Gather, from the listing beneath this task, every line holding the string "recommend".

(Collection entries)
-- -- --
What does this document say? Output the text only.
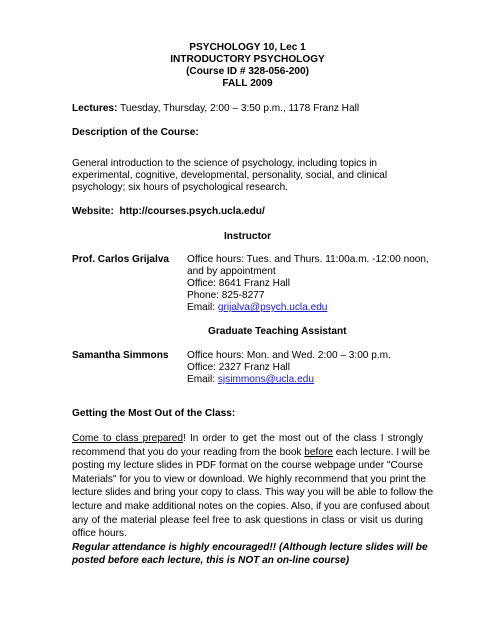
PSYCHOLOGY 10, Lec 1
INTRODUCTORY PSYCHOLOGY
(Course ID # 328-056-200)
FALL 2009
Lectures: Tuesday, Thursday, 2:00 – 3:50 p.m., 1178 Franz Hall
Description of the Course:
General introduction to the science of psychology, including topics in
experimental, cognitive, developmental, personality, social, and clinical
psychology; six hours of psychological research.
Website: http://courses.psych.ucla.edu/
Instructor
Prof. Carlos Grijalva Office hours: Tues. and Thurs. 11:00a.m. -12:00 noon,
and by appointment
Office: 8641 Franz Hall
Phone: 825-8277
Email: grijalva@psych.ucla.edu
Graduate Teaching Assistant
Samantha Simmons Office hours: Mon. and Wed. 2:00 – 3:00 p.m.
Office: 2327 Franz Hall
Email: sjsimmons@ucla.edu
Getting the Most Out of the Class:
Come to class prepared! In order to get the most out of the class I strongly
recommend that you do your reading from the book before each lecture. I will be
posting my lecture slides in PDF format on the course webpage under "Course
Materials" for you to view or download. We highly recommend that you print the
lecture slides and bring your copy to class. This way you will be able to follow the
lecture and make additional notes on the copies. Also, if you are confused about
any of the material please feel free to ask questions in class or visit us during
office hours.
Regular attendance is highly encouraged!! (Although lecture slides will be
posted before each lecture, this is NOT an on-line course)
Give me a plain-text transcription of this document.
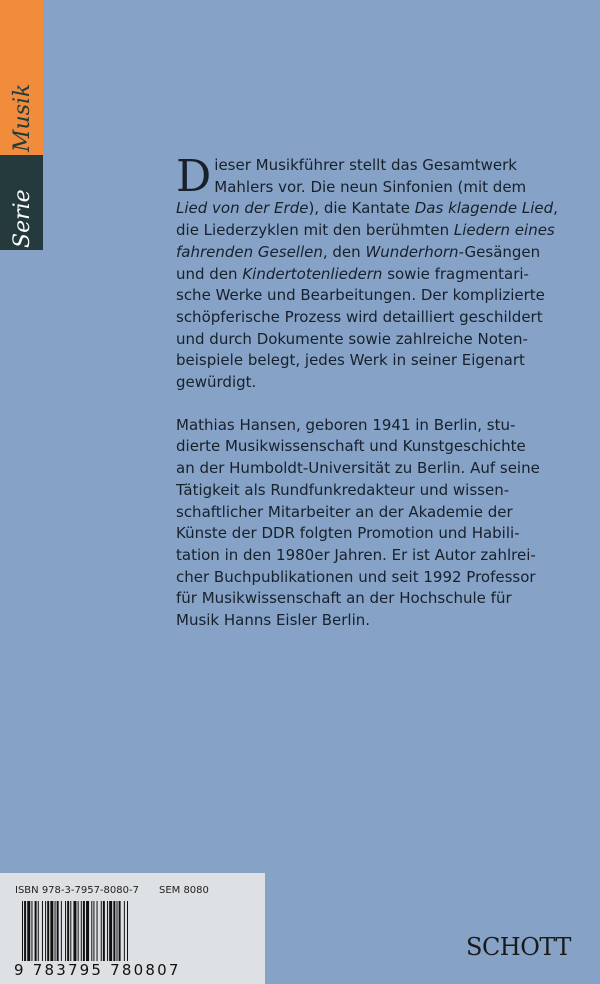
Serie
Musik
D ieser Musikführer stellt das Gesamtwerk
Mahlers vor. Die neun Sinfonien (mit dem
Lied von der Erde), die Kantate Das klagende Lied,
die Liederzyklen mit den berühmten Liedern eines
fahrenden Gesellen, den Wunderhorn-Gesängen
und den Kindertotenliedern sowie fragmentari-
sche Werke und Bearbeitungen. Der komplizierte
schöpferische Prozess wird detailliert geschildert
und durch Dokumente sowie zahlreiche Noten-
beispiele belegt, jedes Werk in seiner Eigenart
gewürdigt.
Mathias Hansen, geboren 1941 in Berlin, stu-
dierte Musikwissenschaft und Kunstgeschichte
an der Humboldt-Universität zu Berlin. Auf seine
Tätigkeit als Rundfunkredakteur und wissen-
schaftlicher Mitarbeiter an der Akademie der
Künste der DDR folgten Promotion und Habili-
tation in den 1980er Jahren. Er ist Autor zahlrei-
cher Buchpublikationen und seit 1992 Professor
für Musikwissenschaft an der Hochschule für
Musik Hanns Eisler Berlin.
ISBN 978-3-7957-8080-7 SEM 8080
9 783795 780807
SCHOTT
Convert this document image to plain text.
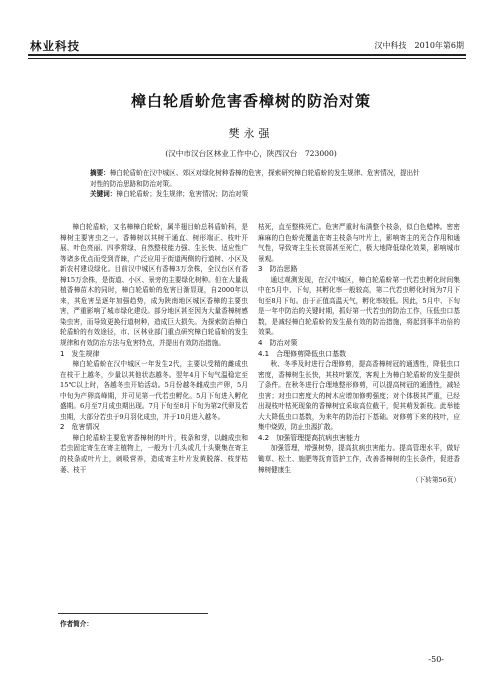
林业科技	汉中科技　2010年第6期
樟白轮盾蚧危害香樟树的防治对策
樊永强
(汉中市汉台区林业工作中心，陕西汉台　723000)
摘要：樟白轮盾蚧在汉中城区、郊区对绿化树种香樟的危害，探索研究樟白轮盾蚧的发生规律、危害情况，提出针对性的防治思路和防治对策。
关键词：樟白轮盾蚧；发生规律；危害情况；防治对策

樟白轮盾蚧，又名樟樟白轮蚧，属半翅目蚧总科盾蚧科，是樟树主要害虫之一。香樟树以其树干通直、树形端正、枝叶开展、叶色亮丽、四季常绿、自然整枝能力强、生长快、适应性广等诸多优点而受到青睐，广泛应用于街道两侧的行道树、小区及新农村建设绿化。目前汉中城区有香樟3万余株，全汉台区有香樟15万余株，是街道、小区、景旁的主要绿化树种。但在大量栽植香樟苗木的同时，樟白轮盾蚧的危害日渐显现，自2000年以来，其危害呈逐年加强趋势，成为陕南地区城区香樟的主要虫害，严重影响了城市绿化建设。部分地区甚至因为大量香樟树感染虫害，而导致更换行道树种，造成巨大损失。为探索防治樟白轮盾蚧的有效途径，市、区林业部门重点研究樟白轮盾蚧的发生规律和有效防治方法与危害特点，并提出有效防治措施。

1　发生规律

樟白轮盾蚧在汉中城区一年发生2代，主要以受精的雌成虫在枝干上越冬，少量以其他状态越冬。翌年4月下旬气温稳定至15℃以上时，各越冬虫开始活动。5月份越冬雌成虫产卵，5月中旬为产卵高峰期，并可见第一代若虫孵化。5月下旬进入孵化盛期。6月至7月成虫期出现。7月下旬至8月下旬为第2代卵及若虫期，大部分若虫于9月羽化成虫，并于10月进入越冬。

2　危害情况

樟白轮盾蚧主要危害香樟树的叶片，枝条和芽，以雌成虫和若虫固定寄生在寄主植物上，一般为十几头或几十头聚集在寄主的枝条或叶片上，刺吸营养，造成寄主叶片发黄脱落、枝芽枯萎、枝干

枯死，直至整株死亡。危害严重时布满整个枝条，似白色蜡棒。密密麻麻的白色蚧壳覆盖在寄主枝条与叶片上，影响寄主的光合作用和通气性，导致寄主生长衰弱甚至死亡，极大地降低绿化效果，影响城市景观。

3　防治思路

通过观测发现，在汉中城区，樟白轮盾蚧第一代若虫孵化时间集中在5月中、下旬，其孵化率一般较高，第二代若虫孵化时间为7月下旬至8月下旬。由于正值高温天气，孵化率较低。因此，5月中、下旬是一年中防治的关键时期，抓好第一代若虫的防治工作，压低虫口基数，是减轻樟白轮盾蚧的发生最有效的防治措施，将起到事半功倍的效果。

4　防治对策
4.1　合理修剪降低虫口基数

秋、冬季及时进行合理修剪，提高香樟树冠的通透性，降低虫口密度，香樟树生长快，其枝叶繁茂，客观上为樟白轮盾蚧的发生提供了条件。在秋冬进行合理地整形修剪，可以提高树冠的通透性，减轻虫害；对虫口密度大的树木应增加修剪强度；对个体极其严重，已经出现枝叶枯死现象的香樟树宜采取高位截干，促其萌发新枝。此举能大大降低虫口基数，为来年的防治打下基础。对修剪下来的枝叶，应集中烧毁，防止虫源扩散。

4.2　加强管理提高抗病虫害能力

加强管理，增强树势，提高抗病虫害能力。提高管理水平，做好锄草、松土、施肥等抚育管护工作，改善香樟树的生长条件，促进香樟树健康生

（下转第56页）

作者简介：
-50-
-- -- --
### Response below
recommend that you do your reading from the book before each lecture. I will be
Materials" for you to view or download. We highly recommend that you print the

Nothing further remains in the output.